(Figure contents as structured data)
####

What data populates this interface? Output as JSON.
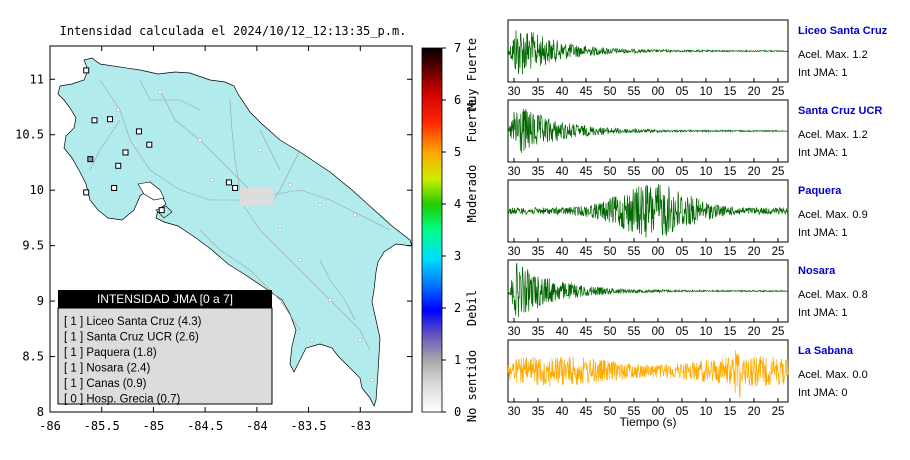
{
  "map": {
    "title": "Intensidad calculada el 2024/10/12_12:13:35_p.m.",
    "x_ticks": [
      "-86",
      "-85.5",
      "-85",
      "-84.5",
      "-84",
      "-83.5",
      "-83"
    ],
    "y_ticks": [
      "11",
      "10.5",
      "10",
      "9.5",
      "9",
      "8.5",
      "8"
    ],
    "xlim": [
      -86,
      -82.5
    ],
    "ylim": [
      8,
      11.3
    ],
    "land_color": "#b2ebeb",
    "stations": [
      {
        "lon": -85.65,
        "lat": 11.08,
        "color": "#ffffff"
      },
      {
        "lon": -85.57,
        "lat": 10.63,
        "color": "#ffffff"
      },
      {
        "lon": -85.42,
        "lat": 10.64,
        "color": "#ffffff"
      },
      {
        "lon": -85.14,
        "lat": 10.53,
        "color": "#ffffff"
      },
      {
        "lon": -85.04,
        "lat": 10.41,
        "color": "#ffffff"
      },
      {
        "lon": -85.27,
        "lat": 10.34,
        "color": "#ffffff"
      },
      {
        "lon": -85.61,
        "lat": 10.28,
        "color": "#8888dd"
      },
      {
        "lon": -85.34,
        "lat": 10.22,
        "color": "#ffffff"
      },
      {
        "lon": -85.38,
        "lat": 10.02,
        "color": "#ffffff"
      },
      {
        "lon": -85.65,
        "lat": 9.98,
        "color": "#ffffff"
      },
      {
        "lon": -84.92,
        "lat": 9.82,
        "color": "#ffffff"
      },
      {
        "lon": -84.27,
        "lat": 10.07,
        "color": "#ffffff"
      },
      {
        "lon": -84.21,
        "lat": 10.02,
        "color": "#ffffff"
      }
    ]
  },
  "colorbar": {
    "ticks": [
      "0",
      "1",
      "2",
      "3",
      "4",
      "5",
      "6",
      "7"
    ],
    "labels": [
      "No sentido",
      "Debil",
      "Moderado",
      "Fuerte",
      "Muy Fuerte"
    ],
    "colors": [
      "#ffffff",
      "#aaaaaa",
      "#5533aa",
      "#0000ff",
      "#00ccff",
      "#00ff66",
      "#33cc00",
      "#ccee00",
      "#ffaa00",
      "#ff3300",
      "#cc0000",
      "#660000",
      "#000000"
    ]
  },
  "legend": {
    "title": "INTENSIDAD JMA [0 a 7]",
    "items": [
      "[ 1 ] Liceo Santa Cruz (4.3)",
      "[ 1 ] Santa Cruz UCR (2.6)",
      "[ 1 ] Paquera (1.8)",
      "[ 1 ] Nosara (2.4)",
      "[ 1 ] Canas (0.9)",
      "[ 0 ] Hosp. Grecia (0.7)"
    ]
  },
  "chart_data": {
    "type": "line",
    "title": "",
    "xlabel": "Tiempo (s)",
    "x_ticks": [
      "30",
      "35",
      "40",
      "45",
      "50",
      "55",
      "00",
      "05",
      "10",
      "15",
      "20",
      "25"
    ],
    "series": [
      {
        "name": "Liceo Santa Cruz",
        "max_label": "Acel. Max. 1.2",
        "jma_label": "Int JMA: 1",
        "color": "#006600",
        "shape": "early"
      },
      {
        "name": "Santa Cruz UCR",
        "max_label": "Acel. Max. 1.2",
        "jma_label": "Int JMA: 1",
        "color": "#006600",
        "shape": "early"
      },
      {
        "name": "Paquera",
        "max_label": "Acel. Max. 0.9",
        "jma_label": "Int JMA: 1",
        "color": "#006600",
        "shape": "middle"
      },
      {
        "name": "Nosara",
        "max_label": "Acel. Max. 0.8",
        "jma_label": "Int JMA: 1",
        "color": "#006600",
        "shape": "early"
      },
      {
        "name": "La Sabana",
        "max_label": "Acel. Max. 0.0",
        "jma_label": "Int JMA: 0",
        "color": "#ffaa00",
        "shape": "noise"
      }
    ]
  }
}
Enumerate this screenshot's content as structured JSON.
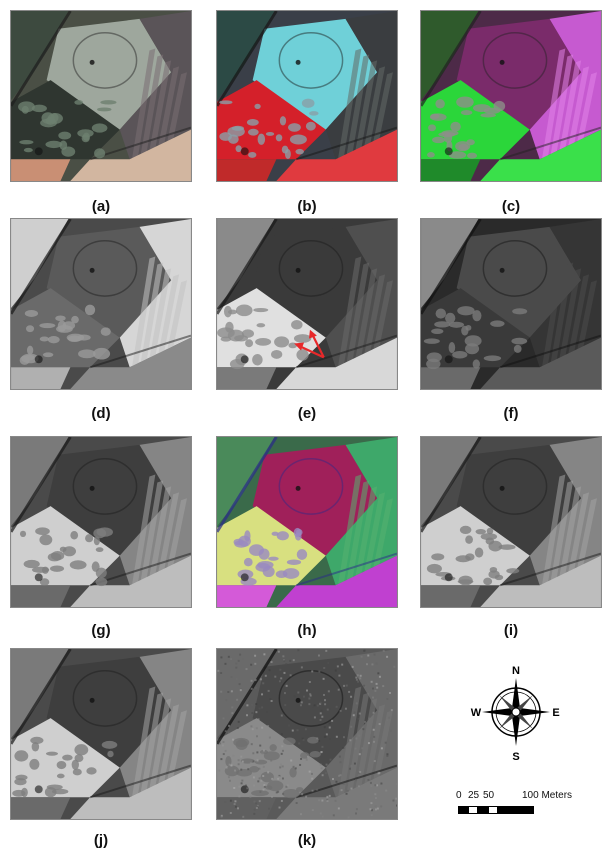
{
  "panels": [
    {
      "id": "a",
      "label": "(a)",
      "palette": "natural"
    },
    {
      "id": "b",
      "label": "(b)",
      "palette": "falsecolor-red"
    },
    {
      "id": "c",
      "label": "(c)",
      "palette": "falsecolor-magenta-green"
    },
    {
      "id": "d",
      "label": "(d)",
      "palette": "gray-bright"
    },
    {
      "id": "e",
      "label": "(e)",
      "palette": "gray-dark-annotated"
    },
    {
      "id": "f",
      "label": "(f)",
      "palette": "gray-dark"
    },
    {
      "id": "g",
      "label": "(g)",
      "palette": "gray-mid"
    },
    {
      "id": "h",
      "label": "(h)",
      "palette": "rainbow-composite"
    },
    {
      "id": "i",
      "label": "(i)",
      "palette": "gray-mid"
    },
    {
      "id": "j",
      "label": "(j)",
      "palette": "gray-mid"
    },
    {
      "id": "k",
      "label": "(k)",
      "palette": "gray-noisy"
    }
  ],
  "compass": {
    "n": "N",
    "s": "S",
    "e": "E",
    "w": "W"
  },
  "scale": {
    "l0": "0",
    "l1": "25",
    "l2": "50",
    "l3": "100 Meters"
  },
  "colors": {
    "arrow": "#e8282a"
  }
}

####

*Work to be completed*
Copy down every line of the material above that includes the string "gray".

*Completed exercise*
      "palette": "gray-bright"
      "palette": "gray-dark-annotated"
      "palette": "gray-dark"
      "palette": "gray-mid"
      "palette": "gray-mid"
      "palette": "gray-mid"
      "palette": "gray-noisy"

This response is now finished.